● **To do**: Every entry that follows needs to be repeated exactly.
---------- Record excerpts ----------
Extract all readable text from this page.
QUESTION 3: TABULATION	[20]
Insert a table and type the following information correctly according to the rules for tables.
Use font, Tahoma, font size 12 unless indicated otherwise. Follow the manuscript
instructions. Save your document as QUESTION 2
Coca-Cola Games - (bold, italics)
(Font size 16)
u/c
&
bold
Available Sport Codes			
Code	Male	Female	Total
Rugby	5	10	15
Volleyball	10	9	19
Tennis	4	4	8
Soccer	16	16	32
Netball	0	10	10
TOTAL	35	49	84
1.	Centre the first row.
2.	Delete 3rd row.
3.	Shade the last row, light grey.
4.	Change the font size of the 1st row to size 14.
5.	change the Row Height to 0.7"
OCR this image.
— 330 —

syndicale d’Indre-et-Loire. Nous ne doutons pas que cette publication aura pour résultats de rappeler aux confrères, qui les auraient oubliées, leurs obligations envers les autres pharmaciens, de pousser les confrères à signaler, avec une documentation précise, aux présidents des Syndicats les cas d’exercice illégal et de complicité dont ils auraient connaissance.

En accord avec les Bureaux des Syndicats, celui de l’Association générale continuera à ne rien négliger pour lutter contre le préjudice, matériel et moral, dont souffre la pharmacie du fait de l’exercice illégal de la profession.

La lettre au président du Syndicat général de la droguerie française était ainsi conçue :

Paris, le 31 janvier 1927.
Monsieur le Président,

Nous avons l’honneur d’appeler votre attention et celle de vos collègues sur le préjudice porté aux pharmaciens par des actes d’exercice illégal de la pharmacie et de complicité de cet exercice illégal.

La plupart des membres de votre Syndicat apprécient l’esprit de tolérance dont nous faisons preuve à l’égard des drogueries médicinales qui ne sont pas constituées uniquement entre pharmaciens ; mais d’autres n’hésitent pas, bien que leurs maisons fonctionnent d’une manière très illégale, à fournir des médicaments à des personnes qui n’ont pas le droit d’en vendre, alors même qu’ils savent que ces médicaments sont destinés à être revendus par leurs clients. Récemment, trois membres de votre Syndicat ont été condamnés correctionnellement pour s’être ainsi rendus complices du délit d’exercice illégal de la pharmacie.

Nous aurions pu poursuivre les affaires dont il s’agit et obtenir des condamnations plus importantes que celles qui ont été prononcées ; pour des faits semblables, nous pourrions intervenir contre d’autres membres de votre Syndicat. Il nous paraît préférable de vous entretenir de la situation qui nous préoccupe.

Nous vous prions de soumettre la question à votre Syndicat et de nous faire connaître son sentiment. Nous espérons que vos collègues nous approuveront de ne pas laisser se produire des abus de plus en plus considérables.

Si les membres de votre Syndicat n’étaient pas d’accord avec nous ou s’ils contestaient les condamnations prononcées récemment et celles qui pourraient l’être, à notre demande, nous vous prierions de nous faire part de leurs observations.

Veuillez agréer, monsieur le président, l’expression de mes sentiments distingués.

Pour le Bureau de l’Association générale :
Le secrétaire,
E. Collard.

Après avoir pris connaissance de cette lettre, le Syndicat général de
----------
● **Full output**:
Extract all readable text from this page.
QUESTION 3: TABULATION	[20]
Insert a table and type the following information correctly according to the rules for tables.
Use font, Tahoma, font size 12 unless indicated otherwise. Follow the manuscript
instructions. Save your document as QUESTION 2
Coca-Cola Games - (bold, italics)
(Font size 16)
u/c
&
bold
Available Sport Codes			
Code	Male	Female	Total
Rugby	5	10	15
Volleyball	10	9	19
Tennis	4	4	8
Soccer	16	16	32
Netball	0	10	10
TOTAL	35	49	84
1.	Centre the first row.
2.	Delete 3rd row.
3.	Shade the last row, light grey.
4.	Change the font size of the 1st row to size 14.
5.	change the Row Height to 0.7"
OCR this image.
— 330 —

syndicale d’Indre-et-Loire. Nous ne doutons pas que cette publication aura pour résultats de rappeler aux confrères, qui les auraient oubliées, leurs obligations envers les autres pharmaciens, de pousser les confrères à signaler, avec une documentation précise, aux présidents des Syndicats les cas d’exercice illégal et de complicité dont ils auraient connaissance.

En accord avec les Bureaux des Syndicats, celui de l’Association générale continuera à ne rien négliger pour lutter contre le préjudice, matériel et moral, dont souffre la pharmacie du fait de l’exercice illégal de la profession.

La lettre au président du Syndicat général de la droguerie française était ainsi conçue :

Paris, le 31 janvier 1927.
Monsieur le Président,

Nous avons l’honneur d’appeler votre attention et celle de vos collègues sur le préjudice porté aux pharmaciens par des actes d’exercice illégal de la pharmacie et de complicité de cet exercice illégal.

La plupart des membres de votre Syndicat apprécient l’esprit de tolérance dont nous faisons preuve à l’égard des drogueries médicinales qui ne sont pas constituées uniquement entre pharmaciens ; mais d’autres n’hésitent pas, bien que leurs maisons fonctionnent d’une manière très illégale, à fournir des médicaments à des personnes qui n’ont pas le droit d’en vendre, alors même qu’ils savent que ces médicaments sont destinés à être revendus par leurs clients. Récemment, trois membres de votre Syndicat ont été condamnés correctionnellement pour s’être ainsi rendus complices du délit d’exercice illégal de la pharmacie.

Nous aurions pu poursuivre les affaires dont il s’agit et obtenir des condamnations plus importantes que celles qui ont été prononcées ; pour des faits semblables, nous pourrions intervenir contre d’autres membres de votre Syndicat. Il nous paraît préférable de vous entretenir de la situation qui nous préoccupe.

Nous vous prions de soumettre la question à votre Syndicat et de nous faire connaître son sentiment. Nous espérons que vos collègues nous approuveront de ne pas laisser se produire des abus de plus en plus considérables.

Si les membres de votre Syndicat n’étaient pas d’accord avec nous ou s’ils contestaient les condamnations prononcées récemment et celles qui pourraient l’être, à notre demande, nous vous prierions de nous faire part de leurs observations.

Veuillez agréer, monsieur le président, l’expression de mes sentiments distingués.

Pour le Bureau de l’Association générale :
Le secrétaire,
E. Collard.

Après avoir pris connaissance de cette lettre, le Syndicat général de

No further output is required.